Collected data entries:

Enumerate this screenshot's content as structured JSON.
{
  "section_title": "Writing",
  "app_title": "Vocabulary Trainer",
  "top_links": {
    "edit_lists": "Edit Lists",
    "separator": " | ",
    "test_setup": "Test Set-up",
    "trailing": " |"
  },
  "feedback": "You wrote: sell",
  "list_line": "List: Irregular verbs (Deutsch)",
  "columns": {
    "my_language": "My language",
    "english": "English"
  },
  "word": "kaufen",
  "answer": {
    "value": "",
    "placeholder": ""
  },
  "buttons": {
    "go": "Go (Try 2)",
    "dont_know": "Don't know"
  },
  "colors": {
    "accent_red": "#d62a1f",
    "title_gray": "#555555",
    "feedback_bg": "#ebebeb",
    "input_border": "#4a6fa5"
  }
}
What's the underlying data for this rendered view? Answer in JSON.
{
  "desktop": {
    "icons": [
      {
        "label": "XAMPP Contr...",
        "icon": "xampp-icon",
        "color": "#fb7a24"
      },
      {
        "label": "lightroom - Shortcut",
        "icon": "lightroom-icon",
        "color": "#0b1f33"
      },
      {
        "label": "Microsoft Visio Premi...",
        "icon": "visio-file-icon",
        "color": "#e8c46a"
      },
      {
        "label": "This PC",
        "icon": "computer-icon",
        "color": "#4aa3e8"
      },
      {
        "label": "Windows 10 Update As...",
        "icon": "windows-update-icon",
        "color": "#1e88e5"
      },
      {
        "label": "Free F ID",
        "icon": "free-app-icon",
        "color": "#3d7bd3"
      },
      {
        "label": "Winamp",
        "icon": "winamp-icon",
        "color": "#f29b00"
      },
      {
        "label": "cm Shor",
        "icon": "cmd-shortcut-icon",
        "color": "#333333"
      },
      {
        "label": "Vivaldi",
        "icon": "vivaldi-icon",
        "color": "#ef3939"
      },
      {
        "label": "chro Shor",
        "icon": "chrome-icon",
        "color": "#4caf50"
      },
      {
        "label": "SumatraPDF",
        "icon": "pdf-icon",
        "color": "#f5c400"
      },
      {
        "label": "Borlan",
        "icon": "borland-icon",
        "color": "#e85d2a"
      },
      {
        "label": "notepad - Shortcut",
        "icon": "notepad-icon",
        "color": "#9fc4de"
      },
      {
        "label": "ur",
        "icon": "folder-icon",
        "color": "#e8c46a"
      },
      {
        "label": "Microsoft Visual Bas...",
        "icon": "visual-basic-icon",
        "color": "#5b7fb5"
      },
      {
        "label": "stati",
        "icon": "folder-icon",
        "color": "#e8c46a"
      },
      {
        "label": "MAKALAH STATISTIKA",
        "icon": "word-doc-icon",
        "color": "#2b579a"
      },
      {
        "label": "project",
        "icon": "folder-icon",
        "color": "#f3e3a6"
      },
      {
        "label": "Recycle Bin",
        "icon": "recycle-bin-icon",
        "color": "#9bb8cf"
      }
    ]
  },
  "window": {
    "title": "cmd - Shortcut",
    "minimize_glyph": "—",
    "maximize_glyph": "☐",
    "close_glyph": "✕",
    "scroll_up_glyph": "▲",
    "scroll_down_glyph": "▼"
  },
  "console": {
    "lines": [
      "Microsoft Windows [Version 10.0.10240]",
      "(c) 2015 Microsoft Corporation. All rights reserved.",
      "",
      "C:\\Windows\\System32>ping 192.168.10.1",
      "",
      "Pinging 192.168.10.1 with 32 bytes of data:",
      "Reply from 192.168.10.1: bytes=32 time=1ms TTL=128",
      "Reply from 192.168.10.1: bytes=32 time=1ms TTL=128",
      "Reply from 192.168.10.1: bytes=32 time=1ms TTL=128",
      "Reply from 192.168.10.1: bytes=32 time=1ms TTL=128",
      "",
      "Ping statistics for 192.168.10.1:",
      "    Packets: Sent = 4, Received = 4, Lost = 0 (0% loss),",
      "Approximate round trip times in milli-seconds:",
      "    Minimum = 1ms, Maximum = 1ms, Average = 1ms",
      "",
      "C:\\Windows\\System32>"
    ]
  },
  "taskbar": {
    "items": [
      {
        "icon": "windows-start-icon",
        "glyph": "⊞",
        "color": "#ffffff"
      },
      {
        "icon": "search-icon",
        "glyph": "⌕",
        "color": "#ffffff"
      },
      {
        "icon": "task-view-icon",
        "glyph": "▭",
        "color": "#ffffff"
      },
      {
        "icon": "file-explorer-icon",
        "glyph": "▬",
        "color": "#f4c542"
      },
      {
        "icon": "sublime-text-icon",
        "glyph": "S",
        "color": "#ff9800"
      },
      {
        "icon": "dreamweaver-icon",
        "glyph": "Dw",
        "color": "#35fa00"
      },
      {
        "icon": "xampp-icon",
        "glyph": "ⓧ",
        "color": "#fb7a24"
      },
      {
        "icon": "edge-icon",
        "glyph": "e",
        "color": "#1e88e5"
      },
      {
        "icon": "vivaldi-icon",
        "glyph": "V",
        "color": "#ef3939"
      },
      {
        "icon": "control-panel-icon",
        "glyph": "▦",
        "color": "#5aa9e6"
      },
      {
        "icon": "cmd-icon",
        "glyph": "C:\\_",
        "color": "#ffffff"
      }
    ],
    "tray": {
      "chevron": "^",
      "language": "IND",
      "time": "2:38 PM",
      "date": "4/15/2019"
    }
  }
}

YOUR GOAL: Copy every line of the listing where the word "view" appears.

SOLUTION FOR THIS EXERCISE:
What's the underlying data for this rendered view? Answer in JSON.
        "icon": "task-view-icon",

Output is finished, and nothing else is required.